- Exercise description -
Records follow. Copy every line with "Control".

Source records:
^^^^^^^^
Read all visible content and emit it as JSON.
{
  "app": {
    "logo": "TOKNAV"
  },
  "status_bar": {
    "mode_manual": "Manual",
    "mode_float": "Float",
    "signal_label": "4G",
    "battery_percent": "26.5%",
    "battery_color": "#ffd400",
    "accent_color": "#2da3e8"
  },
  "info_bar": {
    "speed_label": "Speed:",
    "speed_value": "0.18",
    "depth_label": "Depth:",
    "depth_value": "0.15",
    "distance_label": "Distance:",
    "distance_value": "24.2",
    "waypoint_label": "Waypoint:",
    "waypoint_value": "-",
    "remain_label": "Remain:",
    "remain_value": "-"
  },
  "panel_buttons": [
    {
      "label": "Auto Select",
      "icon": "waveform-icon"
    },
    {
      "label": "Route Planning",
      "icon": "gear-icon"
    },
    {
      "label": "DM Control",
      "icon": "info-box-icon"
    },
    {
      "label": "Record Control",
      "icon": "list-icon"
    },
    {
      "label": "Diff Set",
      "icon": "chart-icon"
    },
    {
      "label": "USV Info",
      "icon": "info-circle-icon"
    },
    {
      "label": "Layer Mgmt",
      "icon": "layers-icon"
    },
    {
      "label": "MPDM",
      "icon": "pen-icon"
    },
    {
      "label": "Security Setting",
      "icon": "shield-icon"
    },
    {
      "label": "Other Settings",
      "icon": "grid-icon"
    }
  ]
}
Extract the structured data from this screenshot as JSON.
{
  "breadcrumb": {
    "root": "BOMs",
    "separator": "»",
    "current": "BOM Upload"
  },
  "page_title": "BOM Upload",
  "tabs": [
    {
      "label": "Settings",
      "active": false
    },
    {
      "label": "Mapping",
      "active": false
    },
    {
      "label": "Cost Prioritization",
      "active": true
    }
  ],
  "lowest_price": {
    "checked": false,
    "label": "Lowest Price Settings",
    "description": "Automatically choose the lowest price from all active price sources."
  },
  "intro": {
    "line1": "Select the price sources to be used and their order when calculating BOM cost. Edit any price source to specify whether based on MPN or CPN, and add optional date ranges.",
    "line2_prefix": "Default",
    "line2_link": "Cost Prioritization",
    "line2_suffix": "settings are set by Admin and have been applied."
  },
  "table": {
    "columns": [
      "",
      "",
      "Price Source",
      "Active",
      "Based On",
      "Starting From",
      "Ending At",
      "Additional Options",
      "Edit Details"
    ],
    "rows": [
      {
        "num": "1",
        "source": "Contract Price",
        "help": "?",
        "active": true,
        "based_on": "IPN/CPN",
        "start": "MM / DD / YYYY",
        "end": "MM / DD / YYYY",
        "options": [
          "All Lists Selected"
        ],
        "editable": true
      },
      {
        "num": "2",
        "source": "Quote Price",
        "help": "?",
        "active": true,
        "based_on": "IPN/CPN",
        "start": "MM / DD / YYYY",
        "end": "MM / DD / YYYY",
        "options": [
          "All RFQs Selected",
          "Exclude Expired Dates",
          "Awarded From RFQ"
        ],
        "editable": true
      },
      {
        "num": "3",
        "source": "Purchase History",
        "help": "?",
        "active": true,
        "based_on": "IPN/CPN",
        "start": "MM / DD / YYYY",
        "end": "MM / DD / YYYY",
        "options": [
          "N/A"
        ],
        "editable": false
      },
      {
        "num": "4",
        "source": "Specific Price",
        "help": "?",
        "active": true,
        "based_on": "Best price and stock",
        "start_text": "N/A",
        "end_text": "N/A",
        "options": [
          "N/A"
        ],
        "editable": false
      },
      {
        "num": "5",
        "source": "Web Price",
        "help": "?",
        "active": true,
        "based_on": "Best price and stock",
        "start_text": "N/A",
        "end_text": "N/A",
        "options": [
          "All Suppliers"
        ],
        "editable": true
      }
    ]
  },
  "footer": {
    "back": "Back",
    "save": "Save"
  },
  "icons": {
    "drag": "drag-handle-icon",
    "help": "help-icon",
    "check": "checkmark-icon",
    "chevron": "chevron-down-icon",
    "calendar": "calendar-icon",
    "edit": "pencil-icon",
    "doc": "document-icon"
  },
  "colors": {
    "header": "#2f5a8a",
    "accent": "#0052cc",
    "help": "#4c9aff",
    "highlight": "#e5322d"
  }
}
^^^^^^^^
- Response to this task -
      "label": "DM Control",
      "label": "Record Control",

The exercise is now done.